• [Sfida]: Puoi ricopiare senza cambiare nulla le righe dell'elenco, iniziando dalla prima e terminando con quella che contiene "tab-others[interactable]: Others bbox=[269, 0, 358, 36]", compresa?

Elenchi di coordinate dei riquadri
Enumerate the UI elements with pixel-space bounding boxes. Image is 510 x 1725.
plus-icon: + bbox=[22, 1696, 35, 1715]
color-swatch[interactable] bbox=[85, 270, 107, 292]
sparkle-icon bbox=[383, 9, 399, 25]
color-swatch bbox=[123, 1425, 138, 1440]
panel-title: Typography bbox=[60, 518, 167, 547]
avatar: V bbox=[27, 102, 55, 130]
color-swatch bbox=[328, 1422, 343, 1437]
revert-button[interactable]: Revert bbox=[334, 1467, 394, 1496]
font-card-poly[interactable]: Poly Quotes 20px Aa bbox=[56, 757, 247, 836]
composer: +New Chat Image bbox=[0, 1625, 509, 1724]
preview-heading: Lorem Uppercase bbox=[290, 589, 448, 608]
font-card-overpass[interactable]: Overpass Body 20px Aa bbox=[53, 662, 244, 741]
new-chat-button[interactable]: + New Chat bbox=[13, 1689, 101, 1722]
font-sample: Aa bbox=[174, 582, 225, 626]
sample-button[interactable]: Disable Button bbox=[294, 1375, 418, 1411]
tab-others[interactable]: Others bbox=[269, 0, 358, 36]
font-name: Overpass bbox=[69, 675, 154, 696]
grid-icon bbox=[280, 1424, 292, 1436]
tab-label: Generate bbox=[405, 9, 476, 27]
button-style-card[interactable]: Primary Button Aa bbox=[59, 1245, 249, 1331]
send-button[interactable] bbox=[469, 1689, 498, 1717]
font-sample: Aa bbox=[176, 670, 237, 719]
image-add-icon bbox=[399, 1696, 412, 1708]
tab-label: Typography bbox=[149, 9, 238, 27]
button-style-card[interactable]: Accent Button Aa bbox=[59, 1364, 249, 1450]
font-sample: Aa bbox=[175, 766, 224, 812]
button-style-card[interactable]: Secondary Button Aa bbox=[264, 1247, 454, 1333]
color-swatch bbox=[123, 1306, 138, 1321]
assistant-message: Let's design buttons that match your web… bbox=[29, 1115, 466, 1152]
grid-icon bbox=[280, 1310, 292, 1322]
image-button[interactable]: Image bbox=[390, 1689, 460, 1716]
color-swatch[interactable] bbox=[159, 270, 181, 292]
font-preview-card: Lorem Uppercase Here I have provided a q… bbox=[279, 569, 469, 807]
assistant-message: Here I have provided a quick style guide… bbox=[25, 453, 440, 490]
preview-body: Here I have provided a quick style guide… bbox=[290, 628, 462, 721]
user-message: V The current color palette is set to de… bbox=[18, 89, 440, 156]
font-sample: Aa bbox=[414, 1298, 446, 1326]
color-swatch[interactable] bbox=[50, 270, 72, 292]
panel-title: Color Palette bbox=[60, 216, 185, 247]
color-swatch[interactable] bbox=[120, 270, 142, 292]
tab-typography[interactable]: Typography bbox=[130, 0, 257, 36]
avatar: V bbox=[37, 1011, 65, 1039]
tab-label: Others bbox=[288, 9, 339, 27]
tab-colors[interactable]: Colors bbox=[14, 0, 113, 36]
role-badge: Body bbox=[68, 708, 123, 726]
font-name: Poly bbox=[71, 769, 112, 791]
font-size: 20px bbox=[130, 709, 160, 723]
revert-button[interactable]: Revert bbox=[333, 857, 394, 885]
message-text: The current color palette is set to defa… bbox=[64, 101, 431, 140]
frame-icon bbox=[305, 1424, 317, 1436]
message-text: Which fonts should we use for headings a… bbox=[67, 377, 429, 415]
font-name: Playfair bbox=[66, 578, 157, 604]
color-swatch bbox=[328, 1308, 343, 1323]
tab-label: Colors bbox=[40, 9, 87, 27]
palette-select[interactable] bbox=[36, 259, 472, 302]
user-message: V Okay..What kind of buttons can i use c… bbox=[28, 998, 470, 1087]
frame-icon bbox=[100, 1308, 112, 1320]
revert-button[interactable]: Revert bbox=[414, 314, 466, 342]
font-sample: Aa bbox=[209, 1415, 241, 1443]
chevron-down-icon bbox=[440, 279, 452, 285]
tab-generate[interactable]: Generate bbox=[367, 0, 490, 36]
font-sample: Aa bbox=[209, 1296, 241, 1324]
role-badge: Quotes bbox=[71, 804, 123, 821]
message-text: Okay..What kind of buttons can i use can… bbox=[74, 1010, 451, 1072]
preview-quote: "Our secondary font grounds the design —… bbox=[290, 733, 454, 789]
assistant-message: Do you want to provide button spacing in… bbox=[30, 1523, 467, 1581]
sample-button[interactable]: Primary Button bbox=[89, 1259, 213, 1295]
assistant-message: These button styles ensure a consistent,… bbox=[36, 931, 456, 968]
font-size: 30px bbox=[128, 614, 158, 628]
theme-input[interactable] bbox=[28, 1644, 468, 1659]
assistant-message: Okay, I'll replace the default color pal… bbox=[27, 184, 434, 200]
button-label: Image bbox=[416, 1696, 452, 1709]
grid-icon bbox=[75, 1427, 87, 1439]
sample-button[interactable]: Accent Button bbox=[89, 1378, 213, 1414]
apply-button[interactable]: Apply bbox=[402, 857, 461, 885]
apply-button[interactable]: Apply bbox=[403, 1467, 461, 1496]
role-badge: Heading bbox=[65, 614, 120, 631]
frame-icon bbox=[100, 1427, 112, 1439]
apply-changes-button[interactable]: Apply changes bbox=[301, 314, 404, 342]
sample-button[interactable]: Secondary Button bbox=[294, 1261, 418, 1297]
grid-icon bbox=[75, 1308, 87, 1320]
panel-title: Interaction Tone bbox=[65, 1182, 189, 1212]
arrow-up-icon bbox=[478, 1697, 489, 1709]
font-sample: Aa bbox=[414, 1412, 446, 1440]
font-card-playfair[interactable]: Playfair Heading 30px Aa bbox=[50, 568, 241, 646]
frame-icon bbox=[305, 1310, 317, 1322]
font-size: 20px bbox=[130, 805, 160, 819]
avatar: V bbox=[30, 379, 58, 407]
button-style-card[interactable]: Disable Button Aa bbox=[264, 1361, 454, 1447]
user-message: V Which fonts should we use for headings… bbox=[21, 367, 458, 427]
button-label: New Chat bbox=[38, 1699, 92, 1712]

• [Risultato]:
Enumerate the UI elements with pixel-space bounding boxes. Image is 510 x 1725.
plus-icon: + bbox=[22, 1696, 35, 1715]
color-swatch[interactable] bbox=[85, 270, 107, 292]
sparkle-icon bbox=[383, 9, 399, 25]
color-swatch bbox=[123, 1425, 138, 1440]
panel-title: Typography bbox=[60, 518, 167, 547]
avatar: V bbox=[27, 102, 55, 130]
color-swatch bbox=[328, 1422, 343, 1437]
revert-button[interactable]: Revert bbox=[334, 1467, 394, 1496]
font-card-poly[interactable]: Poly Quotes 20px Aa bbox=[56, 757, 247, 836]
composer: +New Chat Image bbox=[0, 1625, 509, 1724]
preview-heading: Lorem Uppercase bbox=[290, 589, 448, 608]
font-card-overpass[interactable]: Overpass Body 20px Aa bbox=[53, 662, 244, 741]
new-chat-button[interactable]: + New Chat bbox=[13, 1689, 101, 1722]
font-sample: Aa bbox=[174, 582, 225, 626]
sample-button[interactable]: Disable Button bbox=[294, 1375, 418, 1411]
tab-others[interactable]: Others bbox=[269, 0, 358, 36]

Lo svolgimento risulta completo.